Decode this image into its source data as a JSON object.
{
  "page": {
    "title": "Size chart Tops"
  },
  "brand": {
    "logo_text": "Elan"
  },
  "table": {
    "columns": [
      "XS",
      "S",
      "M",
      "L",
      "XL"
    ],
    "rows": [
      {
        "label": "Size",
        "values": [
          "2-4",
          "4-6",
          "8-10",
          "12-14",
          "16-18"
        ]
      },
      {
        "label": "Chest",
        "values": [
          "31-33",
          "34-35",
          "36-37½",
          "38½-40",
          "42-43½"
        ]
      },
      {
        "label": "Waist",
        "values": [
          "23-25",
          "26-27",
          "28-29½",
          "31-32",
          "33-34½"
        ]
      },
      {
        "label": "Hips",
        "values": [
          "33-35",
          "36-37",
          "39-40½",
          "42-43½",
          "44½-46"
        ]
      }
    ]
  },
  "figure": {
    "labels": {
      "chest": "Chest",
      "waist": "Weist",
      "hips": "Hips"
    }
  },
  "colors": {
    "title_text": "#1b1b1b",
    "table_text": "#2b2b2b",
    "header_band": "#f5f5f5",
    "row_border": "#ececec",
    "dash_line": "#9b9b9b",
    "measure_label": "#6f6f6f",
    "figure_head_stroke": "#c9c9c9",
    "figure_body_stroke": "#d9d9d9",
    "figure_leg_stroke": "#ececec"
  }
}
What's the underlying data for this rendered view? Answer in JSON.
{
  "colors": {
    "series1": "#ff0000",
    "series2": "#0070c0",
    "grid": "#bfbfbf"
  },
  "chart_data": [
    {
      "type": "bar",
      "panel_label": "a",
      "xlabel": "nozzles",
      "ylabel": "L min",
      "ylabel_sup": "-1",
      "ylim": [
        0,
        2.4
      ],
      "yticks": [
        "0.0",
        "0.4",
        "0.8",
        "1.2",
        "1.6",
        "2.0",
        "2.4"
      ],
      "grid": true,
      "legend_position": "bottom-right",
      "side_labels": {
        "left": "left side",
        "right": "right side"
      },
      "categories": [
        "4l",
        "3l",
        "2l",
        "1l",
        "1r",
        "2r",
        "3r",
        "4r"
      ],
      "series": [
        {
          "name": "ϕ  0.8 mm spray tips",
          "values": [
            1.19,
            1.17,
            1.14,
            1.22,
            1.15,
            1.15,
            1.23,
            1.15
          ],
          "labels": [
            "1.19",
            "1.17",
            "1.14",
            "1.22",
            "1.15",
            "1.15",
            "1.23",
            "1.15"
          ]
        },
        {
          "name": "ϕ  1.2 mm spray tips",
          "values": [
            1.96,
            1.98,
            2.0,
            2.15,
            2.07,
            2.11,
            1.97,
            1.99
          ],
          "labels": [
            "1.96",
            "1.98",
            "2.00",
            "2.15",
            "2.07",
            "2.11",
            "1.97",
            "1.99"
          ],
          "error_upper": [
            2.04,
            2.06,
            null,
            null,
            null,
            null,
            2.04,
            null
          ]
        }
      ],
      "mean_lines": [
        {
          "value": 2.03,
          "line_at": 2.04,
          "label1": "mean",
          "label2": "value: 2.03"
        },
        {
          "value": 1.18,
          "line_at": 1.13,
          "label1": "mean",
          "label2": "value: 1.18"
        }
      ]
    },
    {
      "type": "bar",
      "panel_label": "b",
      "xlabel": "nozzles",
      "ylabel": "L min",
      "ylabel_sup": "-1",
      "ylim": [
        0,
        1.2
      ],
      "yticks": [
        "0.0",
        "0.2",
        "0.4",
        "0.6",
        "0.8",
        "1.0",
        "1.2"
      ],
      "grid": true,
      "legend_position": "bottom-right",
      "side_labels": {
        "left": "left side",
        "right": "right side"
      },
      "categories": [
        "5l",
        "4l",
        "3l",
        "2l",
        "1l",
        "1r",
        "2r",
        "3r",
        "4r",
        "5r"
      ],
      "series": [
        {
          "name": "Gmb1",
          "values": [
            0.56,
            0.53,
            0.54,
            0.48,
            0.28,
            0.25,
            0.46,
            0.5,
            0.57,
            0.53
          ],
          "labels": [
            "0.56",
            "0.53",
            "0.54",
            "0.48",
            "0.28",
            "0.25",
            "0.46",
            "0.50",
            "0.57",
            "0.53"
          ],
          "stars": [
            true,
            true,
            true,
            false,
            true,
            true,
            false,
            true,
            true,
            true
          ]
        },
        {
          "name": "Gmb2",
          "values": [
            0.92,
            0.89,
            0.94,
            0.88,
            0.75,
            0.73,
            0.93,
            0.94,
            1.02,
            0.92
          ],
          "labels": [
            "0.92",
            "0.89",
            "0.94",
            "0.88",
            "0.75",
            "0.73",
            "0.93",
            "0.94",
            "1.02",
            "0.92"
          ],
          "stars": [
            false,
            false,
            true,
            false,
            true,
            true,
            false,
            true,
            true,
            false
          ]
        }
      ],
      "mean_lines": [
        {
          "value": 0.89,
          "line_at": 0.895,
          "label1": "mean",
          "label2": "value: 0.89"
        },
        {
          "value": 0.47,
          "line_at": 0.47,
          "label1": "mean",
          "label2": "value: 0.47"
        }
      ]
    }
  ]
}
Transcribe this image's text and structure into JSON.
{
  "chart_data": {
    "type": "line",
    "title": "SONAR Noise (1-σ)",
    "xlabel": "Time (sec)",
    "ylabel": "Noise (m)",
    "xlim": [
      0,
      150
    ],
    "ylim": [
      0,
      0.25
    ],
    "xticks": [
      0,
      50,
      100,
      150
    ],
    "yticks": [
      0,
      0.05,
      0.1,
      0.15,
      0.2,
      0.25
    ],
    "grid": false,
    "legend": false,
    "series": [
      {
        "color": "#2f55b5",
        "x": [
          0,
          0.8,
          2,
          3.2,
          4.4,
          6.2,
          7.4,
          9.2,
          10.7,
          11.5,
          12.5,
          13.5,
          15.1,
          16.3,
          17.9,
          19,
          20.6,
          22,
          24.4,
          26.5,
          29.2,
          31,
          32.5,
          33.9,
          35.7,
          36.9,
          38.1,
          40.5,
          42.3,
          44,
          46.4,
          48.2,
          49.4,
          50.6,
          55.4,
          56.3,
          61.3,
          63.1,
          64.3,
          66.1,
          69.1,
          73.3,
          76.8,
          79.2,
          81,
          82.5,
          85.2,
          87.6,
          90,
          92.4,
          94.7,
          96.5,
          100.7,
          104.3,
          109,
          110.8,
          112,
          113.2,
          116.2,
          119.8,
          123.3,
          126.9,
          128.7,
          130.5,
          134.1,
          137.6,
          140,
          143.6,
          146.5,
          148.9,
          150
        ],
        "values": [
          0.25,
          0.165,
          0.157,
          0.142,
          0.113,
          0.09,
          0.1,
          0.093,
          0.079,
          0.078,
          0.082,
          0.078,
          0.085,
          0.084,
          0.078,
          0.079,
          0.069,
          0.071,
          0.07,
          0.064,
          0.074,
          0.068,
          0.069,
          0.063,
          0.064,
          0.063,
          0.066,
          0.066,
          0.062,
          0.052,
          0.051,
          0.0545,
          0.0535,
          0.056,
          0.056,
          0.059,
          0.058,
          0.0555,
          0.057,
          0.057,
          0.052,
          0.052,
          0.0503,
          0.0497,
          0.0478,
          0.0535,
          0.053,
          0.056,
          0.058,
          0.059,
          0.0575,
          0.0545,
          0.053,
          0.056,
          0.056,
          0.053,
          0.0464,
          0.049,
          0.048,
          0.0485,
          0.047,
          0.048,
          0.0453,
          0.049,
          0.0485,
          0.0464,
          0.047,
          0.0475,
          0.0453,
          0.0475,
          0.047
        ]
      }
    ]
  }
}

------------------------

- INSTRUCTIONS FOR THE TASK: Can you restate every record above word for word?

- SOLUTION:
Decode this image into its source data as a JSON object.
{
  "page": {
    "title": "Size chart Tops"
  },
  "brand": {
    "logo_text": "Elan"
  },
  "table": {
    "columns": [
      "XS",
      "S",
      "M",
      "L",
      "XL"
    ],
    "rows": [
      {
        "label": "Size",
        "values": [
          "2-4",
          "4-6",
          "8-10",
          "12-14",
          "16-18"
        ]
      },
      {
        "label": "Chest",
        "values": [
          "31-33",
          "34-35",
          "36-37½",
          "38½-40",
          "42-43½"
        ]
      },
      {
        "label": "Waist",
        "values": [
          "23-25",
          "26-27",
          "28-29½",
          "31-32",
          "33-34½"
        ]
      },
      {
        "label": "Hips",
        "values": [
          "33-35",
          "36-37",
          "39-40½",
          "42-43½",
          "44½-46"
        ]
      }
    ]
  },
  "figure": {
    "labels": {
      "chest": "Chest",
      "waist": "Weist",
      "hips": "Hips"
    }
  },
  "colors": {
    "title_text": "#1b1b1b",
    "table_text": "#2b2b2b",
    "header_band": "#f5f5f5",
    "row_border": "#ececec",
    "dash_line": "#9b9b9b",
    "measure_label": "#6f6f6f",
    "figure_head_stroke": "#c9c9c9",
    "figure_body_stroke": "#d9d9d9",
    "figure_leg_stroke": "#ececec"
  }
}
What's the underlying data for this rendered view? Answer in JSON.
{
  "colors": {
    "series1": "#ff0000",
    "series2": "#0070c0",
    "grid": "#bfbfbf"
  },
  "chart_data": [
    {
      "type": "bar",
      "panel_label": "a",
      "xlabel": "nozzles",
      "ylabel": "L min",
      "ylabel_sup": "-1",
      "ylim": [
        0,
        2.4
      ],
      "yticks": [
        "0.0",
        "0.4",
        "0.8",
        "1.2",
        "1.6",
        "2.0",
        "2.4"
      ],
      "grid": true,
      "legend_position": "bottom-right",
      "side_labels": {
        "left": "left side",
        "right": "right side"
      },
      "categories": [
        "4l",
        "3l",
        "2l",
        "1l",
        "1r",
        "2r",
        "3r",
        "4r"
      ],
      "series": [
        {
          "name": "ϕ  0.8 mm spray tips",
          "values": [
            1.19,
            1.17,
            1.14,
            1.22,
            1.15,
            1.15,
            1.23,
            1.15
          ],
          "labels": [
            "1.19",
            "1.17",
            "1.14",
            "1.22",
            "1.15",
            "1.15",
            "1.23",
            "1.15"
          ]
        },
        {
          "name": "ϕ  1.2 mm spray tips",
          "values": [
            1.96,
            1.98,
            2.0,
            2.15,
            2.07,
            2.11,
            1.97,
            1.99
          ],
          "labels": [
            "1.96",
            "1.98",
            "2.00",
            "2.15",
            "2.07",
            "2.11",
            "1.97",
            "1.99"
          ],
          "error_upper": [
            2.04,
            2.06,
            null,
            null,
            null,
            null,
            2.04,
            null
          ]
        }
      ],
      "mean_lines": [
        {
          "value": 2.03,
          "line_at": 2.04,
          "label1": "mean",
          "label2": "value: 2.03"
        },
        {
          "value": 1.18,
          "line_at": 1.13,
          "label1": "mean",
          "label2": "value: 1.18"
        }
      ]
    },
    {
      "type": "bar",
      "panel_label": "b",
      "xlabel": "nozzles",
      "ylabel": "L min",
      "ylabel_sup": "-1",
      "ylim": [
        0,
        1.2
      ],
      "yticks": [
        "0.0",
        "0.2",
        "0.4",
        "0.6",
        "0.8",
        "1.0",
        "1.2"
      ],
      "grid": true,
      "legend_position": "bottom-right",
      "side_labels": {
        "left": "left side",
        "right": "right side"
      },
      "categories": [
        "5l",
        "4l",
        "3l",
        "2l",
        "1l",
        "1r",
        "2r",
        "3r",
        "4r",
        "5r"
      ],
      "series": [
        {
          "name": "Gmb1",
          "values": [
            0.56,
            0.53,
            0.54,
            0.48,
            0.28,
            0.25,
            0.46,
            0.5,
            0.57,
            0.53
          ],
          "labels": [
            "0.56",
            "0.53",
            "0.54",
            "0.48",
            "0.28",
            "0.25",
            "0.46",
            "0.50",
            "0.57",
            "0.53"
          ],
          "stars": [
            true,
            true,
            true,
            false,
            true,
            true,
            false,
            true,
            true,
            true
          ]
        },
        {
          "name": "Gmb2",
          "values": [
            0.92,
            0.89,
            0.94,
            0.88,
            0.75,
            0.73,
            0.93,
            0.94,
            1.02,
            0.92
          ],
          "labels": [
            "0.92",
            "0.89",
            "0.94",
            "0.88",
            "0.75",
            "0.73",
            "0.93",
            "0.94",
            "1.02",
            "0.92"
          ],
          "stars": [
            false,
            false,
            true,
            false,
            true,
            true,
            false,
            true,
            true,
            false
          ]
        }
      ],
      "mean_lines": [
        {
          "value": 0.89,
          "line_at": 0.895,
          "label1": "mean",
          "label2": "value: 0.89"
        },
        {
          "value": 0.47,
          "line_at": 0.47,
          "label1": "mean",
          "label2": "value: 0.47"
        }
      ]
    }
  ]
}
Transcribe this image's text and structure into JSON.
{
  "chart_data": {
    "type": "line",
    "title": "SONAR Noise (1-σ)",
    "xlabel": "Time (sec)",
    "ylabel": "Noise (m)",
    "xlim": [
      0,
      150
    ],
    "ylim": [
      0,
      0.25
    ],
    "xticks": [
      0,
      50,
      100,
      150
    ],
    "yticks": [
      0,
      0.05,
      0.1,
      0.15,
      0.2,
      0.25
    ],
    "grid": false,
    "legend": false,
    "series": [
      {
        "color": "#2f55b5",
        "x": [
          0,
          0.8,
          2,
          3.2,
          4.4,
          6.2,
          7.4,
          9.2,
          10.7,
          11.5,
          12.5,
          13.5,
          15.1,
          16.3,
          17.9,
          19,
          20.6,
          22,
          24.4,
          26.5,
          29.2,
          31,
          32.5,
          33.9,
          35.7,
          36.9,
          38.1,
          40.5,
          42.3,
          44,
          46.4,
          48.2,
          49.4,
          50.6,
          55.4,
          56.3,
          61.3,
          63.1,
          64.3,
          66.1,
          69.1,
          73.3,
          76.8,
          79.2,
          81,
          82.5,
          85.2,
          87.6,
          90,
          92.4,
          94.7,
          96.5,
          100.7,
          104.3,
          109,
          110.8,
          112,
          113.2,
          116.2,
          119.8,
          123.3,
          126.9,
          128.7,
          130.5,
          134.1,
          137.6,
          140,
          143.6,
          146.5,
          148.9,
          150
        ],
        "values": [
          0.25,
          0.165,
          0.157,
          0.142,
          0.113,
          0.09,
          0.1,
          0.093,
          0.079,
          0.078,
          0.082,
          0.078,
          0.085,
          0.084,
          0.078,
          0.079,
          0.069,
          0.071,
          0.07,
          0.064,
          0.074,
          0.068,
          0.069,
          0.063,
          0.064,
          0.063,
          0.066,
          0.066,
          0.062,
          0.052,
          0.051,
          0.0545,
          0.0535,
          0.056,
          0.056,
          0.059,
          0.058,
          0.0555,
          0.057,
          0.057,
          0.052,
          0.052,
          0.0503,
          0.0497,
          0.0478,
          0.0535,
          0.053,
          0.056,
          0.058,
          0.059,
          0.0575,
          0.0545,
          0.053,
          0.056,
          0.056,
          0.053,
          0.0464,
          0.049,
          0.048,
          0.0485,
          0.047,
          0.048,
          0.0453,
          0.049,
          0.0485,
          0.0464,
          0.047,
          0.0475,
          0.0453,
          0.0475,
          0.047
        ]
      }
    ]
  }
}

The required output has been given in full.